(Layout annotation records)
* * * * * * *
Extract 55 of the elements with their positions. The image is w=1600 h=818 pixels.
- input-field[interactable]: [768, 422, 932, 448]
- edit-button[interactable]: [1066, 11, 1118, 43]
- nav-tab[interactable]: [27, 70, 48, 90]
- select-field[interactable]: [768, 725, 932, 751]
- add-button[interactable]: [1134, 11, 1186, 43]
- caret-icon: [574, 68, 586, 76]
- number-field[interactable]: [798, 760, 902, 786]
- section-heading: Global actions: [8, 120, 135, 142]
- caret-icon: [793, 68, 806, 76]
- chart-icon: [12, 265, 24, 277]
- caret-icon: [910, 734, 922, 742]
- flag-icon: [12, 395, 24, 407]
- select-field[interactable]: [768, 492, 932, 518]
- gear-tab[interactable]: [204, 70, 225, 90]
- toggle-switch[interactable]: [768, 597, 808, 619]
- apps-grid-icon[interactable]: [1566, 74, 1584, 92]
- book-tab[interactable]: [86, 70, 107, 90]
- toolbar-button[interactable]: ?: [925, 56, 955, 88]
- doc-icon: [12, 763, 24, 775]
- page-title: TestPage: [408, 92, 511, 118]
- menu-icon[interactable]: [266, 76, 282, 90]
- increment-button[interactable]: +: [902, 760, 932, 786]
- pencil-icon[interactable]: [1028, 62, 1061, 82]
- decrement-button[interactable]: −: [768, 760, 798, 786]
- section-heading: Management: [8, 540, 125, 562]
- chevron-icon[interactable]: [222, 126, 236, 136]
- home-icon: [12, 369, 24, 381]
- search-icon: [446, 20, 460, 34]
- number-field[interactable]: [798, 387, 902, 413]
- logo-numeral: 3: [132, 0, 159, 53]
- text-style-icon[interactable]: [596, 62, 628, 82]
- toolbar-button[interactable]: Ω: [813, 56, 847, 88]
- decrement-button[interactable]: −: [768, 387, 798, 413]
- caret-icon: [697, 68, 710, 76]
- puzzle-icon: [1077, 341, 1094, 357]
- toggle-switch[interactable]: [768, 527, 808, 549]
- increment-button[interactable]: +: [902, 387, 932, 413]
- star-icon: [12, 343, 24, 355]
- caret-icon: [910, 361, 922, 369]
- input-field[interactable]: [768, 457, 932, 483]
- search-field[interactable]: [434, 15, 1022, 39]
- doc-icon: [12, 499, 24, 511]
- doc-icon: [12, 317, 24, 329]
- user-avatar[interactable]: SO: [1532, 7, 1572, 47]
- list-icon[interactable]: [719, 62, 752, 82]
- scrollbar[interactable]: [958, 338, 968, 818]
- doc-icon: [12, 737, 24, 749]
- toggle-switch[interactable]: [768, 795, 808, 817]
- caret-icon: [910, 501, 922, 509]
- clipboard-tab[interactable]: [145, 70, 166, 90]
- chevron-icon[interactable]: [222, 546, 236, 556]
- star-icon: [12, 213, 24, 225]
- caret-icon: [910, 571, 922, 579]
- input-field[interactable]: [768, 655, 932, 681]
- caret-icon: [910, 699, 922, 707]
* * * * * * *
Return every line of the listing above verbatim.

Extract 55 of the elements with their positions. The image is w=1600 h=818 pixels.
- input-field[interactable]: [768, 422, 932, 448]
- edit-button[interactable]: [1066, 11, 1118, 43]
- nav-tab[interactable]: [27, 70, 48, 90]
- select-field[interactable]: [768, 725, 932, 751]
- add-button[interactable]: [1134, 11, 1186, 43]
- caret-icon: [574, 68, 586, 76]
- number-field[interactable]: [798, 760, 902, 786]
- section-heading: Global actions: [8, 120, 135, 142]
- caret-icon: [793, 68, 806, 76]
- chart-icon: [12, 265, 24, 277]
- caret-icon: [910, 734, 922, 742]
- flag-icon: [12, 395, 24, 407]
- select-field[interactable]: [768, 492, 932, 518]
- gear-tab[interactable]: [204, 70, 225, 90]
- toggle-switch[interactable]: [768, 597, 808, 619]
- apps-grid-icon[interactable]: [1566, 74, 1584, 92]
- book-tab[interactable]: [86, 70, 107, 90]
- toolbar-button[interactable]: ?: [925, 56, 955, 88]
- doc-icon: [12, 763, 24, 775]
- page-title: TestPage: [408, 92, 511, 118]
- menu-icon[interactable]: [266, 76, 282, 90]
- increment-button[interactable]: +: [902, 760, 932, 786]
- pencil-icon[interactable]: [1028, 62, 1061, 82]
- decrement-button[interactable]: −: [768, 760, 798, 786]
- section-heading: Management: [8, 540, 125, 562]
- chevron-icon[interactable]: [222, 126, 236, 136]
- home-icon: [12, 369, 24, 381]
- search-icon: [446, 20, 460, 34]
- number-field[interactable]: [798, 387, 902, 413]
- logo-numeral: 3: [132, 0, 159, 53]
- text-style-icon[interactable]: [596, 62, 628, 82]
- toolbar-button[interactable]: Ω: [813, 56, 847, 88]
- decrement-button[interactable]: −: [768, 387, 798, 413]
- caret-icon: [697, 68, 710, 76]
- puzzle-icon: [1077, 341, 1094, 357]
- toggle-switch[interactable]: [768, 527, 808, 549]
- increment-button[interactable]: +: [902, 387, 932, 413]
- star-icon: [12, 343, 24, 355]
- caret-icon: [910, 361, 922, 369]
- input-field[interactable]: [768, 457, 932, 483]
- search-field[interactable]: [434, 15, 1022, 39]
- doc-icon: [12, 499, 24, 511]
- doc-icon: [12, 317, 24, 329]
- user-avatar[interactable]: SO: [1532, 7, 1572, 47]
- list-icon[interactable]: [719, 62, 752, 82]
- scrollbar[interactable]: [958, 338, 968, 818]
- doc-icon: [12, 737, 24, 749]
- toggle-switch[interactable]: [768, 795, 808, 817]
- caret-icon: [910, 501, 922, 509]
- clipboard-tab[interactable]: [145, 70, 166, 90]
- chevron-icon[interactable]: [222, 546, 236, 556]
- star-icon: [12, 213, 24, 225]
- caret-icon: [910, 571, 922, 579]
- input-field[interactable]: [768, 655, 932, 681]
- caret-icon: [910, 699, 922, 707]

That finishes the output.